Identify every line in the records below that contains the word "made", and reproduce each one.

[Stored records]
══════════════════════════════

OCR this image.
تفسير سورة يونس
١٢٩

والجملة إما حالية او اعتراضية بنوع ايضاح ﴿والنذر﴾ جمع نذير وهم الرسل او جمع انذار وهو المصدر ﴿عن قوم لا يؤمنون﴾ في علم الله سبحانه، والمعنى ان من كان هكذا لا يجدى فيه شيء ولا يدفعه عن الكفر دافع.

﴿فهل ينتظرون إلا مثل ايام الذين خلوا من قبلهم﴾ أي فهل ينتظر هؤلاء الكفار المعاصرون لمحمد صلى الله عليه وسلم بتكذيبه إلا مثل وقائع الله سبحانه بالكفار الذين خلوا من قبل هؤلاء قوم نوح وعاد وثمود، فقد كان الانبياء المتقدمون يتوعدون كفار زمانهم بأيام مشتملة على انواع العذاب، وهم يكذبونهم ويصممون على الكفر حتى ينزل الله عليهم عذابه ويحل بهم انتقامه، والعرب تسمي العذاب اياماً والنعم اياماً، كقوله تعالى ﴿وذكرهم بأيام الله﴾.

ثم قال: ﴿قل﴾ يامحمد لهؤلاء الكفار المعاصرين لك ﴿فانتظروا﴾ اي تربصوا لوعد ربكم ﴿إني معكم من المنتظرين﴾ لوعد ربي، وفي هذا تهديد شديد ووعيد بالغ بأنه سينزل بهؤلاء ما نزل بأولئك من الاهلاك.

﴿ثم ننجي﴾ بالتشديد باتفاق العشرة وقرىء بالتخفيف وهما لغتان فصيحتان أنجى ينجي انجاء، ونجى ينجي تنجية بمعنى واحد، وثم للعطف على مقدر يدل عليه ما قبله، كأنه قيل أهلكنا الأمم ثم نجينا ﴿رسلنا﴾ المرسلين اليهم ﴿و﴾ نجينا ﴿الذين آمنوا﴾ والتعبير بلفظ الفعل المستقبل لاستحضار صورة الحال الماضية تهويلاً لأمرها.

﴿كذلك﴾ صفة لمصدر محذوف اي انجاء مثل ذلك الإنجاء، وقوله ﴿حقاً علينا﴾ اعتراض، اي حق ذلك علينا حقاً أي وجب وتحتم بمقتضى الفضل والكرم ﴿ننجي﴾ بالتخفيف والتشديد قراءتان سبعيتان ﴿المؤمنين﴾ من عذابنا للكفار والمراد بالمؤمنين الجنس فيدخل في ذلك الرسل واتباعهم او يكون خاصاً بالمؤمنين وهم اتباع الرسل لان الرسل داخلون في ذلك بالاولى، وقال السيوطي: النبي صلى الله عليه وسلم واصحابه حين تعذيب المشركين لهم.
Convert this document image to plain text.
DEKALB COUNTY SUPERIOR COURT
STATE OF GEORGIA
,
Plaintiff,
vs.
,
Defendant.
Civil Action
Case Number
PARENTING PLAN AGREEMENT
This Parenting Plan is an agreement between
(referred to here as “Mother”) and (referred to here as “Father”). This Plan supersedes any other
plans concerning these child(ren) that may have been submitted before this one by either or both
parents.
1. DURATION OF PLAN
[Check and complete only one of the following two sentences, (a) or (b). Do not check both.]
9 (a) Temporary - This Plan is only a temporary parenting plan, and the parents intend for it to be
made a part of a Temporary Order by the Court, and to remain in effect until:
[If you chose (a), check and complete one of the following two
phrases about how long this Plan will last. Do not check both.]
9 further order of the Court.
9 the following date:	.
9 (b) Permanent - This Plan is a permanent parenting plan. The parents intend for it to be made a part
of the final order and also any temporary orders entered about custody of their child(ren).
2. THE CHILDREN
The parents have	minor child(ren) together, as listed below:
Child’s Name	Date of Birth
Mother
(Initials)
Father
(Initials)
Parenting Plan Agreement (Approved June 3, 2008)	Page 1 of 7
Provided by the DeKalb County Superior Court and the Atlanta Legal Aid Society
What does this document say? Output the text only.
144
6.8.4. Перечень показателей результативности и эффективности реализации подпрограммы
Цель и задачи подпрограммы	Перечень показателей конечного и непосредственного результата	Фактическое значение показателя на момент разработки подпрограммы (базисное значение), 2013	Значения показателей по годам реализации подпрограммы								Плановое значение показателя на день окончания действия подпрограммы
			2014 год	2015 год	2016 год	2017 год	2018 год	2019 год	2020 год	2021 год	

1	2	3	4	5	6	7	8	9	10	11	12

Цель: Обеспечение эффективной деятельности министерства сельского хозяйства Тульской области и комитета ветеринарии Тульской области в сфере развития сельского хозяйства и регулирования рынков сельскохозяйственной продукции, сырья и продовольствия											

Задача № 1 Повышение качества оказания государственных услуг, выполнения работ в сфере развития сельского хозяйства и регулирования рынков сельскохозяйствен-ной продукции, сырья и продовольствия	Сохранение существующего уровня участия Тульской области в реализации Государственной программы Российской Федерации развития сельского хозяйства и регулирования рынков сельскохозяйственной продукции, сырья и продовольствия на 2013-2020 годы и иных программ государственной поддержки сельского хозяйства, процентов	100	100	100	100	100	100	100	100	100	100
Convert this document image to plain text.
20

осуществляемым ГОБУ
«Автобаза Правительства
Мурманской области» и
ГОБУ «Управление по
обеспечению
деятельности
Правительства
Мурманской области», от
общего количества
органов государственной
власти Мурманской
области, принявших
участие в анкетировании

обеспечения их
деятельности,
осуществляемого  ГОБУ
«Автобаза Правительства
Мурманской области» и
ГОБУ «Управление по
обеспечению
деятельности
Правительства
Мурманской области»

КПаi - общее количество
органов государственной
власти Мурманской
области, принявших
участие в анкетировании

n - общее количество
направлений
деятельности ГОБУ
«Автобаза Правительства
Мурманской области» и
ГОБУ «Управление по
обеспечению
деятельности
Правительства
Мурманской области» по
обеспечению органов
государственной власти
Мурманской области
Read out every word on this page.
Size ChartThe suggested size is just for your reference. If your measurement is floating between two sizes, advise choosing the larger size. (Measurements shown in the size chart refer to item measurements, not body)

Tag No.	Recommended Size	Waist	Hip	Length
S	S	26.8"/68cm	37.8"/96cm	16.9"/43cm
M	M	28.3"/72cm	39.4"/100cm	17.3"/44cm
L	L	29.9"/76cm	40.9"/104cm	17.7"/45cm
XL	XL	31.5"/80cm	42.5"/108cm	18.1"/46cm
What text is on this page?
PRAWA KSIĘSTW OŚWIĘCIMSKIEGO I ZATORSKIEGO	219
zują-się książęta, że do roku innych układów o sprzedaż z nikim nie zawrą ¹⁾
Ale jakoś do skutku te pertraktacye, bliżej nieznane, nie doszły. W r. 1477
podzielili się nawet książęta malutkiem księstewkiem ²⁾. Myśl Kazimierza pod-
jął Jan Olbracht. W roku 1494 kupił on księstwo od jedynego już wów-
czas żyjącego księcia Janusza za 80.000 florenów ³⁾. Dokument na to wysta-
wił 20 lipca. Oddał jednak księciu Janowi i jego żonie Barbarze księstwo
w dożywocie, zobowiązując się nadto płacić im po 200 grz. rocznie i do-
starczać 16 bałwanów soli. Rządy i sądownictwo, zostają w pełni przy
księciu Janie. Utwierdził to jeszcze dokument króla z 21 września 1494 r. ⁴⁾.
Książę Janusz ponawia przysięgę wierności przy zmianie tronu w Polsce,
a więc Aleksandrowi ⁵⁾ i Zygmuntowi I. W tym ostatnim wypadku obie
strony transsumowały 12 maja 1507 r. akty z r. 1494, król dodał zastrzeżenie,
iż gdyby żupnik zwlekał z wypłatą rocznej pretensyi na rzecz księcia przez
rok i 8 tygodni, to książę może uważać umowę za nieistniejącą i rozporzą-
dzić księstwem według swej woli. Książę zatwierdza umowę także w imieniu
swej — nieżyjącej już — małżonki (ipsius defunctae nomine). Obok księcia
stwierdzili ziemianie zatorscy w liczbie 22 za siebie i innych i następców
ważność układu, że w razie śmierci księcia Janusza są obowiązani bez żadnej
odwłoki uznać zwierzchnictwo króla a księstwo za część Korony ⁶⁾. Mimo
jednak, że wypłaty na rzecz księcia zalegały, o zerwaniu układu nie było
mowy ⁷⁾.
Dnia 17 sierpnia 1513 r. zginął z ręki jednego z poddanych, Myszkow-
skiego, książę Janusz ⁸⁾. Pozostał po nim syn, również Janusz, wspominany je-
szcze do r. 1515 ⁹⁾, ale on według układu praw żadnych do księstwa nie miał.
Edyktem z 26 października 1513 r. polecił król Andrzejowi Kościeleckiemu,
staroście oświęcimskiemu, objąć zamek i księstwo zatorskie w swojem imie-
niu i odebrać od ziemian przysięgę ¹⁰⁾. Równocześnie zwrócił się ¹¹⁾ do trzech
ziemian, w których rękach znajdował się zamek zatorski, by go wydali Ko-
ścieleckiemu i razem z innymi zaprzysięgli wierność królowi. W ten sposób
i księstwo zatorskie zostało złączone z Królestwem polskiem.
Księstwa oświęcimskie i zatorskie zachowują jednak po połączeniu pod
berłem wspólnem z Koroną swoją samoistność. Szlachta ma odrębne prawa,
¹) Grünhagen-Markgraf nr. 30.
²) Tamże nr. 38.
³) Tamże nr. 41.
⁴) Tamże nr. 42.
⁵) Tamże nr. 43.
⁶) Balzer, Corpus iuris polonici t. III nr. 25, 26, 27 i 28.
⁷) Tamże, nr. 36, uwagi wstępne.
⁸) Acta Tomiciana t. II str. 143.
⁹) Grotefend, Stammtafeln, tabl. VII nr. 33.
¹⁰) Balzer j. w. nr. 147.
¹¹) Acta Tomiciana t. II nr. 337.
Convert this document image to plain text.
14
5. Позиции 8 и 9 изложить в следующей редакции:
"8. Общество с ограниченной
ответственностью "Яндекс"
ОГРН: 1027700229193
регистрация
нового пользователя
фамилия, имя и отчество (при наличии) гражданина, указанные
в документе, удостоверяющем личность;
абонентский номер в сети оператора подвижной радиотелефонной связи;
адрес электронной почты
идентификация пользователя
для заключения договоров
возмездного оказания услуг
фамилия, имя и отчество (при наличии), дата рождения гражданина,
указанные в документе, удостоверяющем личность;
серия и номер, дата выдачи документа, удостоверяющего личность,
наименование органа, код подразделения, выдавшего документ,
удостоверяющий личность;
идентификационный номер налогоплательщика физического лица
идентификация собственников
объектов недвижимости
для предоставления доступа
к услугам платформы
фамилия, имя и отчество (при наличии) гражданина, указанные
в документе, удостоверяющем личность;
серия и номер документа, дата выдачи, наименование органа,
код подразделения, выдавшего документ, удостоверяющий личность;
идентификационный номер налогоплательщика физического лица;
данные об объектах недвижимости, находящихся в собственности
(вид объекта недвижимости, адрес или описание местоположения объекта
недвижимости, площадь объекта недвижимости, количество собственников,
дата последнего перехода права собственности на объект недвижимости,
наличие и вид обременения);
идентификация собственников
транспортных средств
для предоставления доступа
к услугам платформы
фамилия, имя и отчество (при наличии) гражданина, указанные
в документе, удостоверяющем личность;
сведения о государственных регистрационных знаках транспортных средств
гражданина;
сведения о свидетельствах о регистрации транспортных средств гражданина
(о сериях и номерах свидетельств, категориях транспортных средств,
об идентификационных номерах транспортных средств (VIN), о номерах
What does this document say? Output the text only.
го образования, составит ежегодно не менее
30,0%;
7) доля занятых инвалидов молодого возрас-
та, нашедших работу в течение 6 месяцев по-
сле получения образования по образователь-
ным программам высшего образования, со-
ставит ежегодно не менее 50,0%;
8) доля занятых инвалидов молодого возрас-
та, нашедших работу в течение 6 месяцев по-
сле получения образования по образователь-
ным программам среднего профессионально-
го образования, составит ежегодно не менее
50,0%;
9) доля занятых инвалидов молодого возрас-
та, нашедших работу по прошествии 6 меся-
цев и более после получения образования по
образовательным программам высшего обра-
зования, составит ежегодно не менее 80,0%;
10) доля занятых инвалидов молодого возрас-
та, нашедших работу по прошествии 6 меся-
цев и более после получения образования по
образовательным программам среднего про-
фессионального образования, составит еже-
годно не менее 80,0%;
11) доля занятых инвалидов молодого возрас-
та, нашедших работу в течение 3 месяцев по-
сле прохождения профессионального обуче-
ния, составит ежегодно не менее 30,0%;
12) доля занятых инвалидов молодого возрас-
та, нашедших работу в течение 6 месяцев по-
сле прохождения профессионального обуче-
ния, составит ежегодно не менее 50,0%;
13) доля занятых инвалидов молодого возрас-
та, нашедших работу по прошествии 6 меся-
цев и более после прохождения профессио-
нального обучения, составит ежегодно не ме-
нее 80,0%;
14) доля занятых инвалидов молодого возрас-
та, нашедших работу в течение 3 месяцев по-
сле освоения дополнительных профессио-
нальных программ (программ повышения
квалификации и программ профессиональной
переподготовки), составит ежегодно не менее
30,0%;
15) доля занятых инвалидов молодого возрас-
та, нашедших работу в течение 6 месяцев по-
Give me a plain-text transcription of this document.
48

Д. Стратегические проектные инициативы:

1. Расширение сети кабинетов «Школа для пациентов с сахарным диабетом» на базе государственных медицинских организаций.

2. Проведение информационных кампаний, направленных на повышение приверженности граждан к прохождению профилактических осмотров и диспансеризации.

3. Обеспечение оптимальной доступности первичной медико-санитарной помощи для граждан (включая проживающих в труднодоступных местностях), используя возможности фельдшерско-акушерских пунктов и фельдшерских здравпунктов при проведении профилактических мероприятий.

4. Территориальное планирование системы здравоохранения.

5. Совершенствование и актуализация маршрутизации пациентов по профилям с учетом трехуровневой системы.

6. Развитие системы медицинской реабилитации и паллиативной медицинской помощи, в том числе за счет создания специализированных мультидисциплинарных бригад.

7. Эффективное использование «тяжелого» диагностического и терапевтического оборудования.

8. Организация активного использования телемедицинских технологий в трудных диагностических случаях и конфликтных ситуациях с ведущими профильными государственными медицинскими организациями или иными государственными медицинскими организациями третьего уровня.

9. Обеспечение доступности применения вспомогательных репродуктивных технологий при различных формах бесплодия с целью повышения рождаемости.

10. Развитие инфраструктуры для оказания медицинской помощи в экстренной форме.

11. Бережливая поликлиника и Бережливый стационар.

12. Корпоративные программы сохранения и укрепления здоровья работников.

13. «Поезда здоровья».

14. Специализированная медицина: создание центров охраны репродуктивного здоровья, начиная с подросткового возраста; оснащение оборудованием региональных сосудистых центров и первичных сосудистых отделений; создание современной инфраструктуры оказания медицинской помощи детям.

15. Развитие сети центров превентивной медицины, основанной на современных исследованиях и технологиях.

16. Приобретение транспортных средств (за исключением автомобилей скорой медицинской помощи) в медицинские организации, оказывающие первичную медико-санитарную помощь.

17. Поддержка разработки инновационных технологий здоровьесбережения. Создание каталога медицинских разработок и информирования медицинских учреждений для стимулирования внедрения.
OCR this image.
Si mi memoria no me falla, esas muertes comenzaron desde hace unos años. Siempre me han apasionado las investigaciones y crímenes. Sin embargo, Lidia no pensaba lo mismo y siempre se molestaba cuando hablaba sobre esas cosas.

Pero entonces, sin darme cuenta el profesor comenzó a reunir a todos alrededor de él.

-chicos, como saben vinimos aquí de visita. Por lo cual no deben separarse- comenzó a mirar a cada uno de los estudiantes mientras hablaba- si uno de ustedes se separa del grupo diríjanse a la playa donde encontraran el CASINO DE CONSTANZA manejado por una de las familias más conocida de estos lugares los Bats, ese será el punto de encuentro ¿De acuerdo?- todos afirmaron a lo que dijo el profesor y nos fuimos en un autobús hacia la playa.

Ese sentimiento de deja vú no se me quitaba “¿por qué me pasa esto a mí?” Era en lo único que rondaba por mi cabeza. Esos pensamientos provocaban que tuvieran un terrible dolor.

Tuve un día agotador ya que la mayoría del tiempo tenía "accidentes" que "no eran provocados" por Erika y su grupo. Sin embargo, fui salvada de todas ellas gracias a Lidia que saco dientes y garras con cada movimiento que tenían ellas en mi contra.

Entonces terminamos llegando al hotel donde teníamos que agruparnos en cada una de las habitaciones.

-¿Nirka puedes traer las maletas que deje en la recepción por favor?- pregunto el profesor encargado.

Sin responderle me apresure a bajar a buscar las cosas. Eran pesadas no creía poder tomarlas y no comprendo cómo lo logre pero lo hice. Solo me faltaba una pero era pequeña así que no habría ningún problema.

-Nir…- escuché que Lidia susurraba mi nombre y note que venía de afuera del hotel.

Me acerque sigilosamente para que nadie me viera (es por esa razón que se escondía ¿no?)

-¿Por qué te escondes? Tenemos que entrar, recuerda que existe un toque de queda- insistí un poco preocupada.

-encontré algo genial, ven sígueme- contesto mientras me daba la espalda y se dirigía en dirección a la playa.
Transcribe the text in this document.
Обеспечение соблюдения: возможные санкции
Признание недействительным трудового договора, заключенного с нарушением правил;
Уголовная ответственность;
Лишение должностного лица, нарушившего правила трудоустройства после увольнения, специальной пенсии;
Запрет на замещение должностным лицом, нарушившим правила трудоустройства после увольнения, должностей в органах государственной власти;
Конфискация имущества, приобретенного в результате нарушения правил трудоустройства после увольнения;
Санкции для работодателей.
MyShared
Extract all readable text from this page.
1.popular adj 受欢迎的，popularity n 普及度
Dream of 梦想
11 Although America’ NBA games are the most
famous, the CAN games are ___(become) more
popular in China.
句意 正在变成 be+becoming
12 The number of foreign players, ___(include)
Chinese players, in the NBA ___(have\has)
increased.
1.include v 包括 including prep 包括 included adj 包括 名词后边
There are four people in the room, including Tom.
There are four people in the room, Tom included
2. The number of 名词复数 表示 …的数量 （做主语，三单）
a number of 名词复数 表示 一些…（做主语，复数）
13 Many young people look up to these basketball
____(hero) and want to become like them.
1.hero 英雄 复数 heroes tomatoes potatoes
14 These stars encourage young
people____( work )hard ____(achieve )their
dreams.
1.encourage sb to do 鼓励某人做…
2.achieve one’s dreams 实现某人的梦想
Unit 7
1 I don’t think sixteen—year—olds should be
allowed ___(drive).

══════════════════════════════

__Solution for this problem__
made a part of a Temporary Order by the Court, and to remain in effect until:
9 (b) Permanent - This Plan is a permanent parenting plan. The parents intend for it to be made a part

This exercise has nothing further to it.